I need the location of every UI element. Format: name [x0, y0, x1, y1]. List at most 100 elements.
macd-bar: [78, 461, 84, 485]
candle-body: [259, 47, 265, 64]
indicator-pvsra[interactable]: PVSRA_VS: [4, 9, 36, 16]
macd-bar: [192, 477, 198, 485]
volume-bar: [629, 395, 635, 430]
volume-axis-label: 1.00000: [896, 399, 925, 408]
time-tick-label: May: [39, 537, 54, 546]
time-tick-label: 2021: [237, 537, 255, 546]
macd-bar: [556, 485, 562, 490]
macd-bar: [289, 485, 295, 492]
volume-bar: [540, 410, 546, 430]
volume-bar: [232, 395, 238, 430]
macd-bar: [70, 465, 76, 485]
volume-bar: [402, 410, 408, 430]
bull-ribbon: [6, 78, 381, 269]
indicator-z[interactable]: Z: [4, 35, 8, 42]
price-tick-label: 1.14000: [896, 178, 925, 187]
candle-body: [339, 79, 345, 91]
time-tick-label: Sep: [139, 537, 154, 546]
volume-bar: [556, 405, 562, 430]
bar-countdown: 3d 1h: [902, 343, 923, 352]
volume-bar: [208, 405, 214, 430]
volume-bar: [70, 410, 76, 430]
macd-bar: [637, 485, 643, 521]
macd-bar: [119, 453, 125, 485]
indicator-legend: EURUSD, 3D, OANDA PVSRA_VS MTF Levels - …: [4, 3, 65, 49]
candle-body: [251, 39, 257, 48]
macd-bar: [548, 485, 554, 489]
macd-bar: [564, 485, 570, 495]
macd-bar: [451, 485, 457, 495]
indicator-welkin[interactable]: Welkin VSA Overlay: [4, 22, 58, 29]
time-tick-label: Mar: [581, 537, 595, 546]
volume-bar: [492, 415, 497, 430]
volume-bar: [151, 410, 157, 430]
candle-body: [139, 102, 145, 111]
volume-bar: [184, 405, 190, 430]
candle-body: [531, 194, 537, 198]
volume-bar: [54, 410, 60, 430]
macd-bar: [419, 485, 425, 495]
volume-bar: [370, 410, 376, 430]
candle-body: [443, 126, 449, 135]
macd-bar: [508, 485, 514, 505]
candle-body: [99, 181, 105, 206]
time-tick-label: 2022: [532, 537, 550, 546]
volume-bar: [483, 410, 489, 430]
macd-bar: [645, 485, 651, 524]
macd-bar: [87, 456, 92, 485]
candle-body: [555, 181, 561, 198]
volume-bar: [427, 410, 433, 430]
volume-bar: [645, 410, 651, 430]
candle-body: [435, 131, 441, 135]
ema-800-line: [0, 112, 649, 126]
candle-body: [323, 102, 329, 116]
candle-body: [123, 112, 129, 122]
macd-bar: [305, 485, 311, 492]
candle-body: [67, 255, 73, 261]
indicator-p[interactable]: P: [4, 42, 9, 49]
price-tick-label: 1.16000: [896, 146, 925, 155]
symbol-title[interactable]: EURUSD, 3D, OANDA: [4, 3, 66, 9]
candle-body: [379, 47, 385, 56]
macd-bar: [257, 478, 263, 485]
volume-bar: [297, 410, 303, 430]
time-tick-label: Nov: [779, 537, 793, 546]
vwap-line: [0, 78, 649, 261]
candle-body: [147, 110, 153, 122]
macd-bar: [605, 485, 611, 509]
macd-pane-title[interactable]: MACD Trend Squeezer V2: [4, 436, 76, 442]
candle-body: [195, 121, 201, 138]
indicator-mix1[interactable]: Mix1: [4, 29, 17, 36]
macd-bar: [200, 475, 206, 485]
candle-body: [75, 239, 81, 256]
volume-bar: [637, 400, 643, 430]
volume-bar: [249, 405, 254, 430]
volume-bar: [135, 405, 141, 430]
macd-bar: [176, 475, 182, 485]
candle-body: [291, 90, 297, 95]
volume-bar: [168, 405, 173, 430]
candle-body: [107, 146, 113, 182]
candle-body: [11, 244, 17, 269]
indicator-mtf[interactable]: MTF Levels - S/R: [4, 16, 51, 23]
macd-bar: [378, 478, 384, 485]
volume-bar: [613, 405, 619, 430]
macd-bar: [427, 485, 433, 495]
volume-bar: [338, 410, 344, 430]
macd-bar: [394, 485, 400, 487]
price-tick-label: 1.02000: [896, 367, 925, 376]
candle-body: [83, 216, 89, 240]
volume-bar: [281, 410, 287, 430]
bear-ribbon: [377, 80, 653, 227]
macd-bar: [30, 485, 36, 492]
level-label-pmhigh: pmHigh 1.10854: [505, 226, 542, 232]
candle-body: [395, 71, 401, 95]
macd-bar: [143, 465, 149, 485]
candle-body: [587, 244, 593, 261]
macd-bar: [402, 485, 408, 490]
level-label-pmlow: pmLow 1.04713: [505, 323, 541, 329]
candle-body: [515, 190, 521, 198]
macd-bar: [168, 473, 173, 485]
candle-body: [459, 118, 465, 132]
========================================
- _What to produce_
Reproduce every line of the entries above, character for character and in the same order.

- _The result_
I need the location of every UI element. Format: name [x0, y0, x1, y1]. List at most 100 elements.
macd-bar: [78, 461, 84, 485]
candle-body: [259, 47, 265, 64]
indicator-pvsra[interactable]: PVSRA_VS: [4, 9, 36, 16]
macd-bar: [192, 477, 198, 485]
volume-bar: [629, 395, 635, 430]
volume-axis-label: 1.00000: [896, 399, 925, 408]
time-tick-label: May: [39, 537, 54, 546]
time-tick-label: 2021: [237, 537, 255, 546]
macd-bar: [556, 485, 562, 490]
macd-bar: [289, 485, 295, 492]
volume-bar: [540, 410, 546, 430]
volume-bar: [232, 395, 238, 430]
macd-bar: [70, 465, 76, 485]
volume-bar: [402, 410, 408, 430]
bull-ribbon: [6, 78, 381, 269]
indicator-z[interactable]: Z: [4, 35, 8, 42]
price-tick-label: 1.14000: [896, 178, 925, 187]
candle-body: [339, 79, 345, 91]
time-tick-label: Sep: [139, 537, 154, 546]
volume-bar: [556, 405, 562, 430]
bar-countdown: 3d 1h: [902, 343, 923, 352]
volume-bar: [208, 405, 214, 430]
volume-bar: [70, 410, 76, 430]
macd-bar: [637, 485, 643, 521]
macd-bar: [119, 453, 125, 485]
indicator-legend: EURUSD, 3D, OANDA PVSRA_VS MTF Levels - …: [4, 3, 65, 49]
candle-body: [251, 39, 257, 48]
macd-bar: [548, 485, 554, 489]
macd-bar: [564, 485, 570, 495]
macd-bar: [451, 485, 457, 495]
indicator-welkin[interactable]: Welkin VSA Overlay: [4, 22, 58, 29]
time-tick-label: Mar: [581, 537, 595, 546]
volume-bar: [492, 415, 497, 430]
volume-bar: [151, 410, 157, 430]
candle-body: [139, 102, 145, 111]
volume-bar: [184, 405, 190, 430]
candle-body: [531, 194, 537, 198]
volume-bar: [54, 410, 60, 430]
macd-bar: [419, 485, 425, 495]
volume-bar: [370, 410, 376, 430]
candle-body: [443, 126, 449, 135]
macd-bar: [508, 485, 514, 505]
candle-body: [99, 181, 105, 206]
time-tick-label: 2022: [532, 537, 550, 546]
volume-bar: [483, 410, 489, 430]
macd-bar: [645, 485, 651, 524]
macd-bar: [87, 456, 92, 485]
candle-body: [555, 181, 561, 198]
volume-bar: [427, 410, 433, 430]
volume-bar: [645, 410, 651, 430]
candle-body: [435, 131, 441, 135]
ema-800-line: [0, 112, 649, 126]
candle-body: [323, 102, 329, 116]
candle-body: [123, 112, 129, 122]
macd-bar: [305, 485, 311, 492]
candle-body: [67, 255, 73, 261]
indicator-p[interactable]: P: [4, 42, 9, 49]
price-tick-label: 1.16000: [896, 146, 925, 155]
symbol-title[interactable]: EURUSD, 3D, OANDA: [4, 3, 66, 9]
candle-body: [379, 47, 385, 56]
macd-bar: [257, 478, 263, 485]
volume-bar: [297, 410, 303, 430]
time-tick-label: Nov: [779, 537, 793, 546]
vwap-line: [0, 78, 649, 261]
candle-body: [147, 110, 153, 122]
macd-bar: [605, 485, 611, 509]
macd-pane-title[interactable]: MACD Trend Squeezer V2: [4, 436, 76, 442]
candle-body: [195, 121, 201, 138]
indicator-mix1[interactable]: Mix1: [4, 29, 17, 36]
macd-bar: [200, 475, 206, 485]
candle-body: [75, 239, 81, 256]
volume-bar: [637, 400, 643, 430]
volume-bar: [249, 405, 254, 430]
volume-bar: [135, 405, 141, 430]
macd-bar: [176, 475, 182, 485]
candle-body: [291, 90, 297, 95]
volume-bar: [168, 405, 173, 430]
candle-body: [107, 146, 113, 182]
candle-body: [11, 244, 17, 269]
indicator-mtf[interactable]: MTF Levels - S/R: [4, 16, 51, 23]
macd-bar: [378, 478, 384, 485]
volume-bar: [613, 405, 619, 430]
macd-bar: [427, 485, 433, 495]
volume-bar: [338, 410, 344, 430]
macd-bar: [394, 485, 400, 487]
price-tick-label: 1.02000: [896, 367, 925, 376]
candle-body: [83, 216, 89, 240]
volume-bar: [281, 410, 287, 430]
bear-ribbon: [377, 80, 653, 227]
macd-bar: [30, 485, 36, 492]
level-label-pmhigh: pmHigh 1.10854: [505, 226, 542, 232]
candle-body: [395, 71, 401, 95]
macd-bar: [143, 465, 149, 485]
candle-body: [587, 244, 593, 261]
macd-bar: [402, 485, 408, 490]
level-label-pmlow: pmLow 1.04713: [505, 323, 541, 329]
candle-body: [515, 190, 521, 198]
macd-bar: [168, 473, 173, 485]
candle-body: [459, 118, 465, 132]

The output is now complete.